State how many lines of the data contain the word "JSON", and write nothing besides the number.
------------------------------------------------
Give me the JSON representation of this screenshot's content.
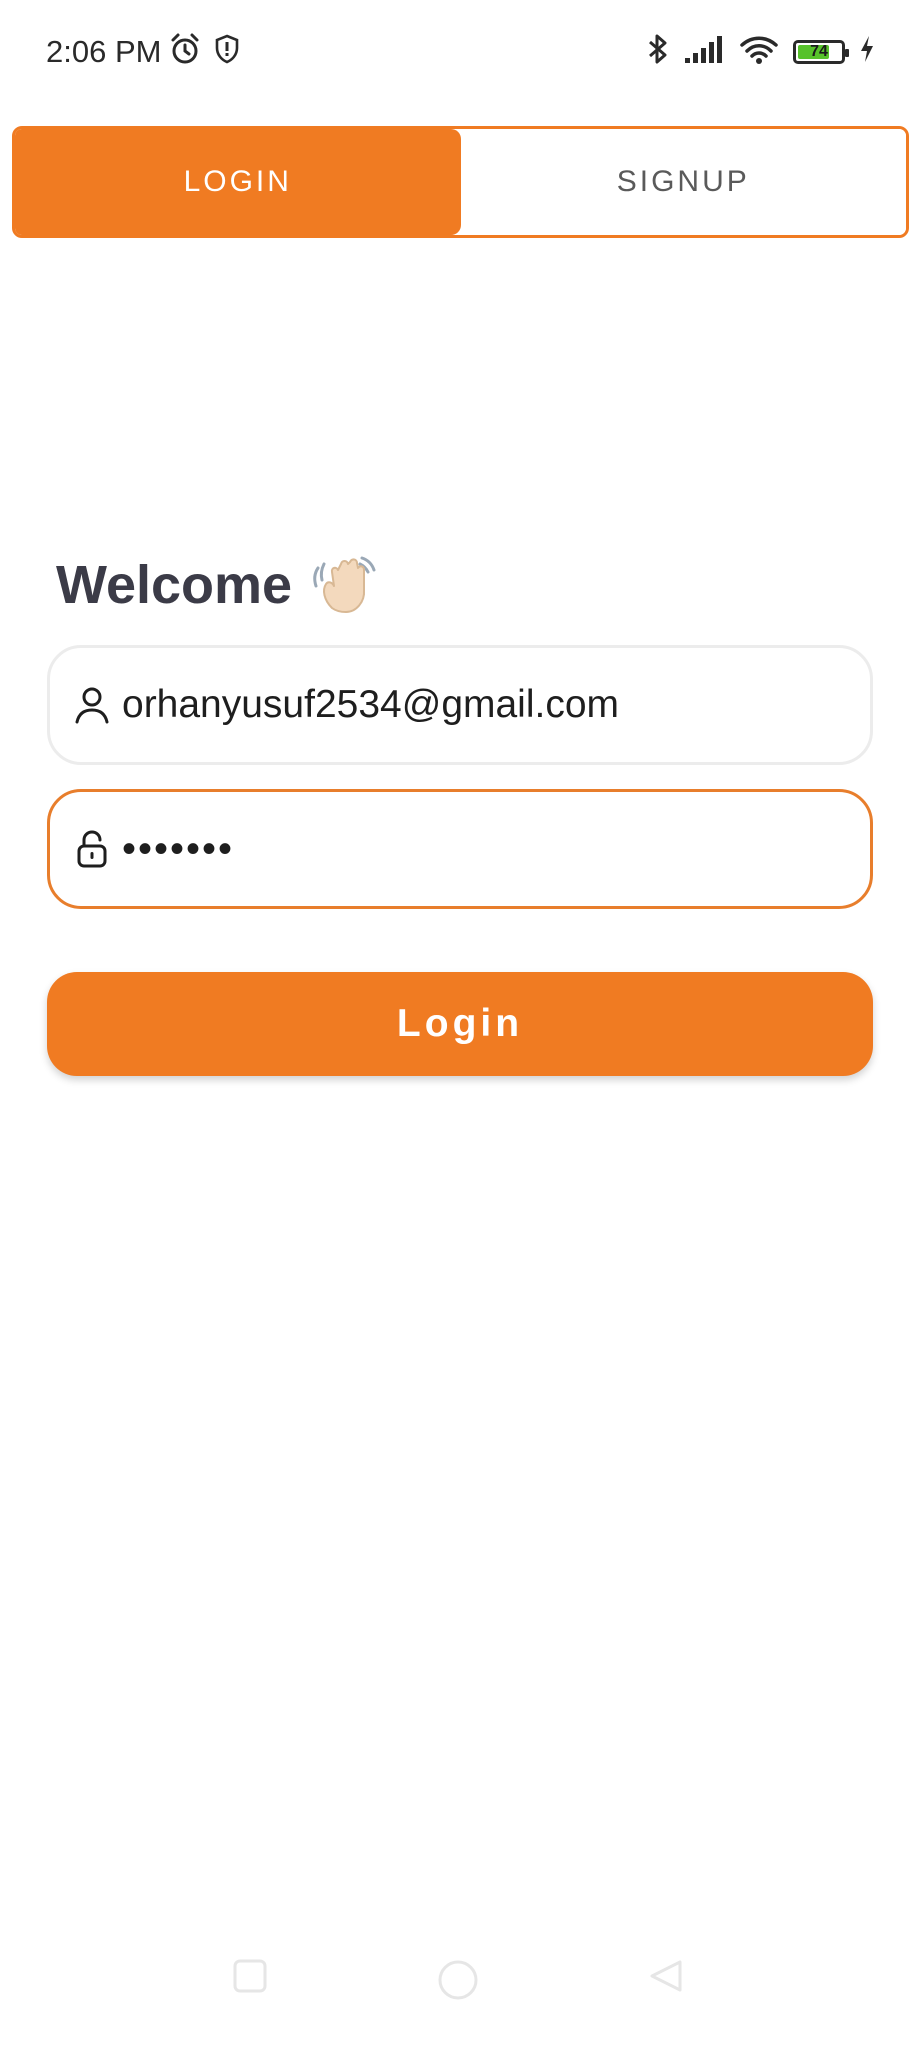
{
  "status_bar": {
    "time": "2:06 PM",
    "left_icons": [
      "alarm-icon",
      "shield-icon"
    ],
    "right_icons": [
      "bluetooth-icon",
      "signal-icon",
      "wifi-icon",
      "battery-icon",
      "charging-icon"
    ],
    "battery_level": "74",
    "battery_color": "#57c22b"
  },
  "tabs": [
    {
      "label": "LOGIN",
      "active": true
    },
    {
      "label": "SIGNUP",
      "active": false
    }
  ],
  "welcome": {
    "title": "Welcome",
    "icon": "waving-hand-icon"
  },
  "form": {
    "email": {
      "value": "orhanyusuf2534@gmail.com",
      "icon": "user-icon"
    },
    "password": {
      "value": "•••••••",
      "icon": "lock-icon"
    },
    "submit_label": "Login"
  },
  "nav_bar": {
    "buttons": [
      "recent-apps-icon",
      "home-icon",
      "back-icon"
    ]
  },
  "colors": {
    "accent": "#f07b22",
    "text_dark": "#3b3b47"
  }
}
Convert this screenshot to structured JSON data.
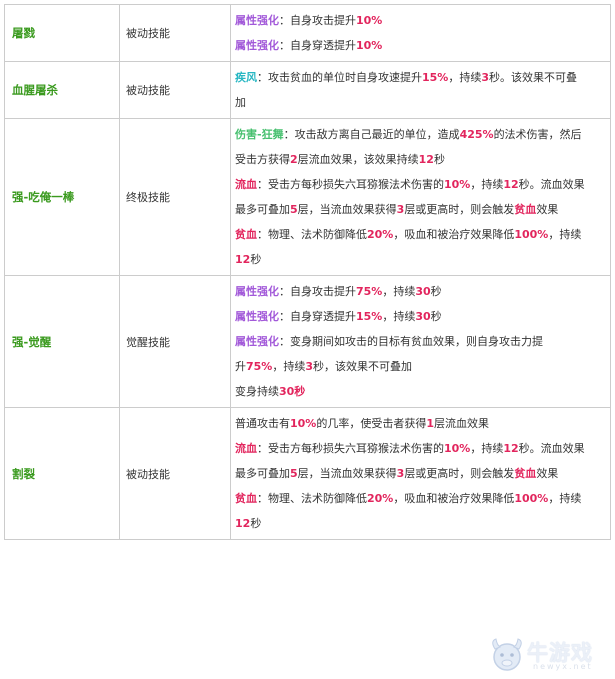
{
  "rows": [
    {
      "name": "屠戮",
      "type": "被动技能",
      "lines": [
        [
          {
            "t": "属性强化",
            "c": "k-purple"
          },
          {
            "t": "：自身攻击提升"
          },
          {
            "t": "10%",
            "c": "n"
          }
        ],
        [
          {
            "t": "属性强化",
            "c": "k-purple"
          },
          {
            "t": "：自身穿透提升"
          },
          {
            "t": "10%",
            "c": "n"
          }
        ]
      ]
    },
    {
      "name": "血腥屠杀",
      "type": "被动技能",
      "lines": [
        [
          {
            "t": "疾风",
            "c": "k-cyan"
          },
          {
            "t": "：攻击贫血的单位时自身攻速提升"
          },
          {
            "t": "15%",
            "c": "n"
          },
          {
            "t": "，持续"
          },
          {
            "t": "3",
            "c": "n"
          },
          {
            "t": "秒。该效果不可叠"
          }
        ],
        [
          {
            "t": "加"
          }
        ]
      ]
    },
    {
      "name": "强-吃俺一棒",
      "type": "终极技能",
      "lines": [
        [
          {
            "t": "伤害-狂舞",
            "c": "k-green"
          },
          {
            "t": "：攻击敌方离自己最近的单位，造成"
          },
          {
            "t": "425%",
            "c": "n"
          },
          {
            "t": "的法术伤害，然后"
          }
        ],
        [
          {
            "t": "受击方获得"
          },
          {
            "t": "2",
            "c": "n"
          },
          {
            "t": "层流血效果，该效果持续"
          },
          {
            "t": "12",
            "c": "n"
          },
          {
            "t": "秒"
          }
        ],
        [
          {
            "t": "流血",
            "c": "k-red"
          },
          {
            "t": "：受击方每秒损失六耳猕猴法术伤害的"
          },
          {
            "t": "10%",
            "c": "n"
          },
          {
            "t": "，持续"
          },
          {
            "t": "12",
            "c": "n"
          },
          {
            "t": "秒。流血效果"
          }
        ],
        [
          {
            "t": "最多可叠加"
          },
          {
            "t": "5",
            "c": "n"
          },
          {
            "t": "层，当流血效果获得"
          },
          {
            "t": "3",
            "c": "n"
          },
          {
            "t": "层或更高时，则会触发"
          },
          {
            "t": "贫血",
            "c": "k-red"
          },
          {
            "t": "效果"
          }
        ],
        [
          {
            "t": "贫血",
            "c": "k-red"
          },
          {
            "t": "：物理、法术防御降低"
          },
          {
            "t": "20%",
            "c": "n"
          },
          {
            "t": "，吸血和被治疗效果降低"
          },
          {
            "t": "100%",
            "c": "n"
          },
          {
            "t": "，持续"
          }
        ],
        [
          {
            "t": "12",
            "c": "n"
          },
          {
            "t": "秒"
          }
        ]
      ]
    },
    {
      "name": "强-觉醒",
      "type": "觉醒技能",
      "lines": [
        [
          {
            "t": "属性强化",
            "c": "k-purple"
          },
          {
            "t": "：自身攻击提升"
          },
          {
            "t": "75%",
            "c": "n"
          },
          {
            "t": "，持续"
          },
          {
            "t": "30",
            "c": "n"
          },
          {
            "t": "秒"
          }
        ],
        [
          {
            "t": "属性强化",
            "c": "k-purple"
          },
          {
            "t": "：自身穿透提升"
          },
          {
            "t": "15%",
            "c": "n"
          },
          {
            "t": "，持续"
          },
          {
            "t": "30",
            "c": "n"
          },
          {
            "t": "秒"
          }
        ],
        [
          {
            "t": "属性强化",
            "c": "k-purple"
          },
          {
            "t": "：变身期间如攻击的目标有贫血效果，则自身攻击力提"
          }
        ],
        [
          {
            "t": "升"
          },
          {
            "t": "75%",
            "c": "n"
          },
          {
            "t": "，持续"
          },
          {
            "t": "3",
            "c": "n"
          },
          {
            "t": "秒，该效果不可叠加"
          }
        ],
        [
          {
            "t": "变身持续"
          },
          {
            "t": "30秒",
            "c": "n"
          }
        ]
      ]
    },
    {
      "name": "割裂",
      "type": "被动技能",
      "lines": [
        [
          {
            "t": "普通攻击有"
          },
          {
            "t": "10%",
            "c": "n"
          },
          {
            "t": "的几率，使受击者获得"
          },
          {
            "t": "1",
            "c": "n"
          },
          {
            "t": "层流血效果"
          }
        ],
        [
          {
            "t": "流血",
            "c": "k-red"
          },
          {
            "t": "：受击方每秒损失六耳猕猴法术伤害的"
          },
          {
            "t": "10%",
            "c": "n"
          },
          {
            "t": "，持续"
          },
          {
            "t": "12",
            "c": "n"
          },
          {
            "t": "秒。流血效果"
          }
        ],
        [
          {
            "t": "最多可叠加"
          },
          {
            "t": "5",
            "c": "n"
          },
          {
            "t": "层，当流血效果获得"
          },
          {
            "t": "3",
            "c": "n"
          },
          {
            "t": "层或更高时，则会触发"
          },
          {
            "t": "贫血",
            "c": "k-red"
          },
          {
            "t": "效果"
          }
        ],
        [
          {
            "t": "贫血",
            "c": "k-red"
          },
          {
            "t": "：物理、法术防御降低"
          },
          {
            "t": "20%",
            "c": "n"
          },
          {
            "t": "，吸血和被治疗效果降低"
          },
          {
            "t": "100%",
            "c": "n"
          },
          {
            "t": "，持续"
          }
        ],
        [
          {
            "t": "12",
            "c": "n"
          },
          {
            "t": "秒"
          }
        ]
      ]
    }
  ],
  "watermark": {
    "text": "牛游戏",
    "sub": "newyx.net",
    "icon": "ox-mascot-icon"
  },
  "colors": {
    "name": "#3a9a1e",
    "purple": "#a259d9",
    "cyan": "#28b7c3",
    "green": "#47c06f",
    "red": "#e2255d",
    "border": "#cccccc"
  }
}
------------------------------------------------
## Problem solution
2